### Brief
Copy the listing below word for word, starting with its first line and ending with the line that contains "paragraph-line: 的生活中，能够学会分享，做一个快乐的小朋友J <box>140". Include both of those lines.

* Start Dataset records *

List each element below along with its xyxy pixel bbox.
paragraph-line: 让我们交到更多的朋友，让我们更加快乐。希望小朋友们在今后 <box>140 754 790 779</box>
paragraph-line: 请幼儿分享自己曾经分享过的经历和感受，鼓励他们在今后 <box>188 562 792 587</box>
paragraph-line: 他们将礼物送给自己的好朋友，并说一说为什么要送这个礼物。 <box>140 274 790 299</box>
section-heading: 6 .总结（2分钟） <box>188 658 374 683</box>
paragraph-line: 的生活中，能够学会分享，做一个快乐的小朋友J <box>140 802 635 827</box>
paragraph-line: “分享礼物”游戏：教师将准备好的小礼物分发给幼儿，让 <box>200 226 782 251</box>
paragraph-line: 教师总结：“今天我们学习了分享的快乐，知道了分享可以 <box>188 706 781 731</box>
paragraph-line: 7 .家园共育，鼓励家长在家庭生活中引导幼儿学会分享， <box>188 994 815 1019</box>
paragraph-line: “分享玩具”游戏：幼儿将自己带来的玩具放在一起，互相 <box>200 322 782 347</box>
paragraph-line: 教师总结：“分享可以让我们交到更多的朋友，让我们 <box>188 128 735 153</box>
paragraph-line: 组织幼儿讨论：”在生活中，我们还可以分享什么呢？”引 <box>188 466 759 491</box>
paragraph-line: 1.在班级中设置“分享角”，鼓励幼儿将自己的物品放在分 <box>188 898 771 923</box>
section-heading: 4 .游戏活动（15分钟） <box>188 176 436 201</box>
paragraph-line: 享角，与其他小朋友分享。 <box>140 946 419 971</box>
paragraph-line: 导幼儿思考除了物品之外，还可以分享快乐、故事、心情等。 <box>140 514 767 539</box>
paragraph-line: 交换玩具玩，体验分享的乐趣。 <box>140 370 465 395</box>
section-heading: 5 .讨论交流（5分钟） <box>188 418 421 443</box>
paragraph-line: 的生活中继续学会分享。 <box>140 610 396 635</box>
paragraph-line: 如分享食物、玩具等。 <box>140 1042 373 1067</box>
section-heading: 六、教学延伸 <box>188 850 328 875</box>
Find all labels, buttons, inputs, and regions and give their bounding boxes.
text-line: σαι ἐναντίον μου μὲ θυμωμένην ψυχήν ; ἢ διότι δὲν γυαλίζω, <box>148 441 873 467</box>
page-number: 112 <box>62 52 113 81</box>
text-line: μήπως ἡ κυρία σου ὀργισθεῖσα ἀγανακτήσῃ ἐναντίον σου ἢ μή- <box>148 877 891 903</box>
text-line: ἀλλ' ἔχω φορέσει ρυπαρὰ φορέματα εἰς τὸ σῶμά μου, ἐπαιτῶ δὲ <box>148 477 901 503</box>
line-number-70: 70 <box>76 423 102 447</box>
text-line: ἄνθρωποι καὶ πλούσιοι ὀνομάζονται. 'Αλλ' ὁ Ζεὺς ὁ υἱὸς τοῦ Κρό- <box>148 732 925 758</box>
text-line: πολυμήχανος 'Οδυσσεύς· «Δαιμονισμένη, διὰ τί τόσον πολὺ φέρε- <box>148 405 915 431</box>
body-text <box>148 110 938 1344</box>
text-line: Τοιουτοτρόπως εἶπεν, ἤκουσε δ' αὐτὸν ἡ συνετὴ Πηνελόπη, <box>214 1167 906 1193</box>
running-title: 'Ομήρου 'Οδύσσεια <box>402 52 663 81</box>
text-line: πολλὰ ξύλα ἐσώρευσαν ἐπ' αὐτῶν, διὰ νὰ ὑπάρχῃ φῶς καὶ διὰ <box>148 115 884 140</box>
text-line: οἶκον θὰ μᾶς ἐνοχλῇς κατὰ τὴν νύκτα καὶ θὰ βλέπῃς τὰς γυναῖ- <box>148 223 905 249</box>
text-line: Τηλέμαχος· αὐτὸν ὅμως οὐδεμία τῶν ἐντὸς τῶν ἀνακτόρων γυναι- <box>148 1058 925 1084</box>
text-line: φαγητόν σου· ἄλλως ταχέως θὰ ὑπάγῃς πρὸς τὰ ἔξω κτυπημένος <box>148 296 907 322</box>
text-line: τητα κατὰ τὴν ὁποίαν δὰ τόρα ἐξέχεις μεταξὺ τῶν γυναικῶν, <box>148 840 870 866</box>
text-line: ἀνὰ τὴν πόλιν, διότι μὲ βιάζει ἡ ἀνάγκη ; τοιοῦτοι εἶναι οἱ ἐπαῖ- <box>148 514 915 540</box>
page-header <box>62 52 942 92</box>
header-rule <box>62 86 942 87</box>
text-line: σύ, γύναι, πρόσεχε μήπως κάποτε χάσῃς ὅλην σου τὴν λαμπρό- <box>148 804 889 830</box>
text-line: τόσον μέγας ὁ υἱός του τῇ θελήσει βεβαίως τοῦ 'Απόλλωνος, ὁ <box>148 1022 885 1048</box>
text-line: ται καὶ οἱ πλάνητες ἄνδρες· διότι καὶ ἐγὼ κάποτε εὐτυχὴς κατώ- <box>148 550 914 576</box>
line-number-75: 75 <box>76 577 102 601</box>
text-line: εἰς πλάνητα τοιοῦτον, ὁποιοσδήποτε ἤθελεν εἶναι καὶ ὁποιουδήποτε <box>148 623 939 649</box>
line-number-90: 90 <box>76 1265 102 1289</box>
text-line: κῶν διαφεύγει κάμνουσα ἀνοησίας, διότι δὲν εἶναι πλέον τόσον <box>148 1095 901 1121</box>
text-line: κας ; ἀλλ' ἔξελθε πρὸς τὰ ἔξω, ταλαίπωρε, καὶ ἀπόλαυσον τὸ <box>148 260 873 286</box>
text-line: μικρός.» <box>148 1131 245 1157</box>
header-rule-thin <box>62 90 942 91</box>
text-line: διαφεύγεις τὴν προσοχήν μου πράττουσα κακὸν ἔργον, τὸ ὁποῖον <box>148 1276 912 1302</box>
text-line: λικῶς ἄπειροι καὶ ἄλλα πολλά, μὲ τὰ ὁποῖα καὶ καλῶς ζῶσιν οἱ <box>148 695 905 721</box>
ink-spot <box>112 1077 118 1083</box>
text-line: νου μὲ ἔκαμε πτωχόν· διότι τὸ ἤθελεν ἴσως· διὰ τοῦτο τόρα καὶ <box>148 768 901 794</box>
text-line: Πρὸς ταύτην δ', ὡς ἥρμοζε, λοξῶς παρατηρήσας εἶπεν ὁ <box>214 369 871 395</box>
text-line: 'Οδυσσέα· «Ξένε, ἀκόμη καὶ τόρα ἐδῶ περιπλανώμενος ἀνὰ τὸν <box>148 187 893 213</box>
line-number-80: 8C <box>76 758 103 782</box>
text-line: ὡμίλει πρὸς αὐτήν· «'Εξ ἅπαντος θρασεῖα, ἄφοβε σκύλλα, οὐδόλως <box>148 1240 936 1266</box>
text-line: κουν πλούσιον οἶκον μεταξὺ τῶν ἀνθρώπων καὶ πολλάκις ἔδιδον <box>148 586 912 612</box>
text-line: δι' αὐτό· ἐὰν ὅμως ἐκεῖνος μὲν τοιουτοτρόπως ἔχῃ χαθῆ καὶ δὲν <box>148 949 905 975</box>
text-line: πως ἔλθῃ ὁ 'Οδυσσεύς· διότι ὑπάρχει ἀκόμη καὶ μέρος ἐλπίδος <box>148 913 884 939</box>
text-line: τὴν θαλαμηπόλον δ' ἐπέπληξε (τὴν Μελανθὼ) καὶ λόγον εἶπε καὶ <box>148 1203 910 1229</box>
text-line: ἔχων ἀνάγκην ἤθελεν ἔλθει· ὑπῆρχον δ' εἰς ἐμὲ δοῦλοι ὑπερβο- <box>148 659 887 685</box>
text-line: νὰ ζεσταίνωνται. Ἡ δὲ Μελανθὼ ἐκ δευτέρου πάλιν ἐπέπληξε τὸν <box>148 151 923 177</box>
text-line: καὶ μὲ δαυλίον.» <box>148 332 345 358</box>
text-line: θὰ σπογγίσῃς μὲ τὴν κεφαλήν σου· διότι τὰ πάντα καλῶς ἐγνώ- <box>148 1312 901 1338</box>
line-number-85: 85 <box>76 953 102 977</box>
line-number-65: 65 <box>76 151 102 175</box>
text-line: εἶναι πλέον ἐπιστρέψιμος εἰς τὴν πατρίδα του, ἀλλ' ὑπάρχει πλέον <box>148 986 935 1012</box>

* End Dataset records *

### Expected answer
List each element below along with its xyxy pixel bbox.
paragraph-line: 让我们交到更多的朋友，让我们更加快乐。希望小朋友们在今后 <box>140 754 790 779</box>
paragraph-line: 请幼儿分享自己曾经分享过的经历和感受，鼓励他们在今后 <box>188 562 792 587</box>
paragraph-line: 他们将礼物送给自己的好朋友，并说一说为什么要送这个礼物。 <box>140 274 790 299</box>
section-heading: 6 .总结（2分钟） <box>188 658 374 683</box>
paragraph-line: 的生活中，能够学会分享，做一个快乐的小朋友J <box>140 802 635 827</box>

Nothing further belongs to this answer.